Work required: Transcribe every record that appears below, exactly and in full.

Data provided:
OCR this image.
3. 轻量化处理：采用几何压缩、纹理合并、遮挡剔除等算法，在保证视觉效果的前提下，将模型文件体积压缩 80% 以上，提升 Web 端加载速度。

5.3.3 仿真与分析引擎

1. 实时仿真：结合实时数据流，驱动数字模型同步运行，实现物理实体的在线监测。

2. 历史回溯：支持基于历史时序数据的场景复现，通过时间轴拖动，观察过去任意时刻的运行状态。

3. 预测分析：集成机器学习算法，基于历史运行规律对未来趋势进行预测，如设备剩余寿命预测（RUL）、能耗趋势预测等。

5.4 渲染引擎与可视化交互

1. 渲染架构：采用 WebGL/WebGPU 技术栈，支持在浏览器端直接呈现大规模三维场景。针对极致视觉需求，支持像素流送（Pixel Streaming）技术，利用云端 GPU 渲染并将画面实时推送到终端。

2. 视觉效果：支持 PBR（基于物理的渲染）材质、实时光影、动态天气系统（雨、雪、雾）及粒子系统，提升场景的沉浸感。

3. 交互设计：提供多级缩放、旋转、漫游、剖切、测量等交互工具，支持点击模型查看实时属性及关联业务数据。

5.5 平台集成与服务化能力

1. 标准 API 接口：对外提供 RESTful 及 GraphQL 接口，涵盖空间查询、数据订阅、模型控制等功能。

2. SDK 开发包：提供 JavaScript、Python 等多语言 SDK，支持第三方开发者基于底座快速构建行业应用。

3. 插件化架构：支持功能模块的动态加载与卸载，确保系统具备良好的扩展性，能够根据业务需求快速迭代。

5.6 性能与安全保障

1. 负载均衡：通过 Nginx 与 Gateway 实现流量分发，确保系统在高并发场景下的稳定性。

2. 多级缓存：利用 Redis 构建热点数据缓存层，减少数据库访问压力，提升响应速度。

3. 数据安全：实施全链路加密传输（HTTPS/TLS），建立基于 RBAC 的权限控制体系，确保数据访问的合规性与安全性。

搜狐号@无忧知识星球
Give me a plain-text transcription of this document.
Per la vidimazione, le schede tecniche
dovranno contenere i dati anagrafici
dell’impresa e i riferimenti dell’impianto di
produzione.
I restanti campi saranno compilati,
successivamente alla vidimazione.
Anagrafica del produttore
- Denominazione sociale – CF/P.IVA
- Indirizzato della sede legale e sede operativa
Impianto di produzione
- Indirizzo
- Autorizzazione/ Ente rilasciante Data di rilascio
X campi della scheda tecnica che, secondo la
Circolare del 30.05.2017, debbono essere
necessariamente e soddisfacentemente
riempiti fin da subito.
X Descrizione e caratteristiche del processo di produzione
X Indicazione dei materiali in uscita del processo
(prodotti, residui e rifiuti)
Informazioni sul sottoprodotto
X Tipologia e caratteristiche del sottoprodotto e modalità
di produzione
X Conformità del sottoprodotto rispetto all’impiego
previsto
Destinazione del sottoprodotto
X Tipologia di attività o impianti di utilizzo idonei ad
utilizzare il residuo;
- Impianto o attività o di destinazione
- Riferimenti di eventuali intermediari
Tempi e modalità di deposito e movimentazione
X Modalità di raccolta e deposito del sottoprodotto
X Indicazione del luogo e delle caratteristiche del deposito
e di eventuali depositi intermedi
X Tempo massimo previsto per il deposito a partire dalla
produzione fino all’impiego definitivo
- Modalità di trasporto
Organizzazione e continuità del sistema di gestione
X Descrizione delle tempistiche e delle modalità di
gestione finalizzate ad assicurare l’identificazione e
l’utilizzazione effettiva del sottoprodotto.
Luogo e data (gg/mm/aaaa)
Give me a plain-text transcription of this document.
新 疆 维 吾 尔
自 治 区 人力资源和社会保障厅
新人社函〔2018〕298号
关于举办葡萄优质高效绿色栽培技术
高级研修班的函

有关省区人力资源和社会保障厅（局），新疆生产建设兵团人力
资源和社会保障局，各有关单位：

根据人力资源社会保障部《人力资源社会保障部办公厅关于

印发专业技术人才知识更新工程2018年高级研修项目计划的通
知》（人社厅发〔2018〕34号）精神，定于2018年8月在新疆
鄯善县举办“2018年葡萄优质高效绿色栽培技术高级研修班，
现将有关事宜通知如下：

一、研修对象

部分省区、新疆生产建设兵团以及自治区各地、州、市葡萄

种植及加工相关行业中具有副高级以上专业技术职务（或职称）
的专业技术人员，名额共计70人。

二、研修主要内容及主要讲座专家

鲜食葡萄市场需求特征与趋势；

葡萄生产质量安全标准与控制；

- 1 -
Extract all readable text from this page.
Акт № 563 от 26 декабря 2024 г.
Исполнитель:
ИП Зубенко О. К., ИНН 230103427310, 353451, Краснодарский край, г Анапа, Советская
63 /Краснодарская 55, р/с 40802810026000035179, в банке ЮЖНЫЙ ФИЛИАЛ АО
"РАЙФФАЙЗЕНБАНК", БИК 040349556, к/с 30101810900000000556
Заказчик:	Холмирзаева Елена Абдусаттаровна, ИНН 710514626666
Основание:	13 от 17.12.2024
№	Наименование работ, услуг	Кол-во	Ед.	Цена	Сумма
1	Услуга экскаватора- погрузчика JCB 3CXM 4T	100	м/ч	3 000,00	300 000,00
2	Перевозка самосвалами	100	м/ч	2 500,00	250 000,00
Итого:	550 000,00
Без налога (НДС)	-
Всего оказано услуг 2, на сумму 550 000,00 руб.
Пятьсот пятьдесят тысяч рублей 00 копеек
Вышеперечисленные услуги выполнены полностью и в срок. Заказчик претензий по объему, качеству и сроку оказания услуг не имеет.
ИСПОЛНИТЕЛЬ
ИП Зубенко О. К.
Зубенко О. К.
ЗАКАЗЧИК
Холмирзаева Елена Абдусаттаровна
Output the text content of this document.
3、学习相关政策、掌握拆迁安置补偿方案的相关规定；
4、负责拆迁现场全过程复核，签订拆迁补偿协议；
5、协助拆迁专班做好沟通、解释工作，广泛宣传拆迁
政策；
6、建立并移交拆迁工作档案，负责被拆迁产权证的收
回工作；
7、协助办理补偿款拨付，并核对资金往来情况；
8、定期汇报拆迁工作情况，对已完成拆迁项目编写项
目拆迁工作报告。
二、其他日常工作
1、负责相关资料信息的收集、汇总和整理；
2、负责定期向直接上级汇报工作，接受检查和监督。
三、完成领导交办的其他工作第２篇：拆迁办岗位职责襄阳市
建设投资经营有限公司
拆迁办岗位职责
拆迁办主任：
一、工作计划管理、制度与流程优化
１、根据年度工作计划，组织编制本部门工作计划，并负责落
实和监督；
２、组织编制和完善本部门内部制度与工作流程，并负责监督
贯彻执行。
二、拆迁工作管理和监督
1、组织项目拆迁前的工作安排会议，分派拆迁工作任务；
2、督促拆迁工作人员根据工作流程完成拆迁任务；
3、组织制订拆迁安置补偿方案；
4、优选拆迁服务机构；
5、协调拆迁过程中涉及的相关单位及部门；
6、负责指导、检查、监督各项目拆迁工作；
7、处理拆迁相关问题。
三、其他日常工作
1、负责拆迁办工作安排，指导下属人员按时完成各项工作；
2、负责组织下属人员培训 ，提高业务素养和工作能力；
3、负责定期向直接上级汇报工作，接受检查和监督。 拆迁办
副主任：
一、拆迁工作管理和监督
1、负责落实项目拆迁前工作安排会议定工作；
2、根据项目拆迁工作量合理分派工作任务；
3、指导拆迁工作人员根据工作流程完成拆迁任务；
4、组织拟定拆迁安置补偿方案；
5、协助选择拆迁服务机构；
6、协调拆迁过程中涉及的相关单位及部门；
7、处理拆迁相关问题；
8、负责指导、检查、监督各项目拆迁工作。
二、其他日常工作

Solution for this task:
OCR this image.
3. 轻量化处理：采用几何压缩、纹理合并、遮挡剔除等算法，在保证视觉效果的前提下，将模型文件体积压缩 80% 以上，提升 Web 端加载速度。

5.3.3 仿真与分析引擎

1. 实时仿真：结合实时数据流，驱动数字模型同步运行，实现物理实体的在线监测。

2. 历史回溯：支持基于历史时序数据的场景复现，通过时间轴拖动，观察过去任意时刻的运行状态。

3. 预测分析：集成机器学习算法，基于历史运行规律对未来趋势进行预测，如设备剩余寿命预测（RUL）、能耗趋势预测等。

5.4 渲染引擎与可视化交互

1. 渲染架构：采用 WebGL/WebGPU 技术栈，支持在浏览器端直接呈现大规模三维场景。针对极致视觉需求，支持像素流送（Pixel Streaming）技术，利用云端 GPU 渲染并将画面实时推送到终端。

2. 视觉效果：支持 PBR（基于物理的渲染）材质、实时光影、动态天气系统（雨、雪、雾）及粒子系统，提升场景的沉浸感。

3. 交互设计：提供多级缩放、旋转、漫游、剖切、测量等交互工具，支持点击模型查看实时属性及关联业务数据。

5.5 平台集成与服务化能力

1. 标准 API 接口：对外提供 RESTful 及 GraphQL 接口，涵盖空间查询、数据订阅、模型控制等功能。

2. SDK 开发包：提供 JavaScript、Python 等多语言 SDK，支持第三方开发者基于底座快速构建行业应用。

3. 插件化架构：支持功能模块的动态加载与卸载，确保系统具备良好的扩展性，能够根据业务需求快速迭代。

5.6 性能与安全保障

1. 负载均衡：通过 Nginx 与 Gateway 实现流量分发，确保系统在高并发场景下的稳定性。

2. 多级缓存：利用 Redis 构建热点数据缓存层，减少数据库访问压力，提升响应速度。

3. 数据安全：实施全链路加密传输（HTTPS/TLS），建立基于 RBAC 的权限控制体系，确保数据访问的合规性与安全性。

搜狐号@无忧知识星球
Give me a plain-text transcription of this document.
Per la vidimazione, le schede tecniche
dovranno contenere i dati anagrafici
dell’impresa e i riferimenti dell’impianto di
produzione.
I restanti campi saranno compilati,
successivamente alla vidimazione.
Anagrafica del produttore
- Denominazione sociale – CF/P.IVA
- Indirizzato della sede legale e sede operativa
Impianto di produzione
- Indirizzo
- Autorizzazione/ Ente rilasciante Data di rilascio
X campi della scheda tecnica che, secondo la
Circolare del 30.05.2017, debbono essere
necessariamente e soddisfacentemente
riempiti fin da subito.
X Descrizione e caratteristiche del processo di produzione
X Indicazione dei materiali in uscita del processo
(prodotti, residui e rifiuti)
Informazioni sul sottoprodotto
X Tipologia e caratteristiche del sottoprodotto e modalità
di produzione
X Conformità del sottoprodotto rispetto all’impiego
previsto
Destinazione del sottoprodotto
X Tipologia di attività o impianti di utilizzo idonei ad
utilizzare il residuo;
- Impianto o attività o di destinazione
- Riferimenti di eventuali intermediari
Tempi e modalità di deposito e movimentazione
X Modalità di raccolta e deposito del sottoprodotto
X Indicazione del luogo e delle caratteristiche del deposito
e di eventuali depositi intermedi
X Tempo massimo previsto per il deposito a partire dalla
produzione fino all’impiego definitivo
- Modalità di trasporto
Organizzazione e continuità del sistema di gestione
X Descrizione delle tempistiche e delle modalità di
gestione finalizzate ad assicurare l’identificazione e
l’utilizzazione effettiva del sottoprodotto.
Luogo e data (gg/mm/aaaa)
Give me a plain-text transcription of this document.
新 疆 维 吾 尔
自 治 区 人力资源和社会保障厅
新人社函〔2018〕298号
关于举办葡萄优质高效绿色栽培技术
高级研修班的函

有关省区人力资源和社会保障厅（局），新疆生产建设兵团人力
资源和社会保障局，各有关单位：

根据人力资源社会保障部《人力资源社会保障部办公厅关于

印发专业技术人才知识更新工程2018年高级研修项目计划的通
知》（人社厅发〔2018〕34号）精神，定于2018年8月在新疆
鄯善县举办“2018年葡萄优质高效绿色栽培技术高级研修班，
现将有关事宜通知如下：

一、研修对象

部分省区、新疆生产建设兵团以及自治区各地、州、市葡萄

种植及加工相关行业中具有副高级以上专业技术职务（或职称）
的专业技术人员，名额共计70人。

二、研修主要内容及主要讲座专家

鲜食葡萄市场需求特征与趋势；

葡萄生产质量安全标准与控制；

- 1 -
Extract all readable text from this page.
Акт № 563 от 26 декабря 2024 г.
Исполнитель:
ИП Зубенко О. К., ИНН 230103427310, 353451, Краснодарский край, г Анапа, Советская
63 /Краснодарская 55, р/с 40802810026000035179, в банке ЮЖНЫЙ ФИЛИАЛ АО
"РАЙФФАЙЗЕНБАНК", БИК 040349556, к/с 30101810900000000556
Заказчик:	Холмирзаева Елена Абдусаттаровна, ИНН 710514626666
Основание:	13 от 17.12.2024
№	Наименование работ, услуг	Кол-во	Ед.	Цена	Сумма
1	Услуга экскаватора- погрузчика JCB 3CXM 4T	100	м/ч	3 000,00	300 000,00
2	Перевозка самосвалами	100	м/ч	2 500,00	250 000,00
Итого:	550 000,00
Без налога (НДС)	-
Всего оказано услуг 2, на сумму 550 000,00 руб.
Пятьсот пятьдесят тысяч рублей 00 копеек
Вышеперечисленные услуги выполнены полностью и в срок. Заказчик претензий по объему, качеству и сроку оказания услуг не имеет.
ИСПОЛНИТЕЛЬ
ИП Зубенко О. К.
Зубенко О. К.
ЗАКАЗЧИК
Холмирзаева Елена Абдусаттаровна
Output the text content of this document.
3、学习相关政策、掌握拆迁安置补偿方案的相关规定；
4、负责拆迁现场全过程复核，签订拆迁补偿协议；
5、协助拆迁专班做好沟通、解释工作，广泛宣传拆迁
政策；
6、建立并移交拆迁工作档案，负责被拆迁产权证的收
回工作；
7、协助办理补偿款拨付，并核对资金往来情况；
8、定期汇报拆迁工作情况，对已完成拆迁项目编写项
目拆迁工作报告。
二、其他日常工作
1、负责相关资料信息的收集、汇总和整理；
2、负责定期向直接上级汇报工作，接受检查和监督。
三、完成领导交办的其他工作第２篇：拆迁办岗位职责襄阳市
建设投资经营有限公司
拆迁办岗位职责
拆迁办主任：
一、工作计划管理、制度与流程优化
１、根据年度工作计划，组织编制本部门工作计划，并负责落
实和监督；
２、组织编制和完善本部门内部制度与工作流程，并负责监督
贯彻执行。
二、拆迁工作管理和监督
1、组织项目拆迁前的工作安排会议，分派拆迁工作任务；
2、督促拆迁工作人员根据工作流程完成拆迁任务；
3、组织制订拆迁安置补偿方案；
4、优选拆迁服务机构；
5、协调拆迁过程中涉及的相关单位及部门；
6、负责指导、检查、监督各项目拆迁工作；
7、处理拆迁相关问题。
三、其他日常工作
1、负责拆迁办工作安排，指导下属人员按时完成各项工作；
2、负责组织下属人员培训 ，提高业务素养和工作能力；
3、负责定期向直接上级汇报工作，接受检查和监督。 拆迁办
副主任：
一、拆迁工作管理和监督
1、负责落实项目拆迁前工作安排会议定工作；
2、根据项目拆迁工作量合理分派工作任务；
3、指导拆迁工作人员根据工作流程完成拆迁任务；
4、组织拟定拆迁安置补偿方案；
5、协助选择拆迁服务机构；
6、协调拆迁过程中涉及的相关单位及部门；
7、处理拆迁相关问题；
8、负责指导、检查、监督各项目拆迁工作。
二、其他日常工作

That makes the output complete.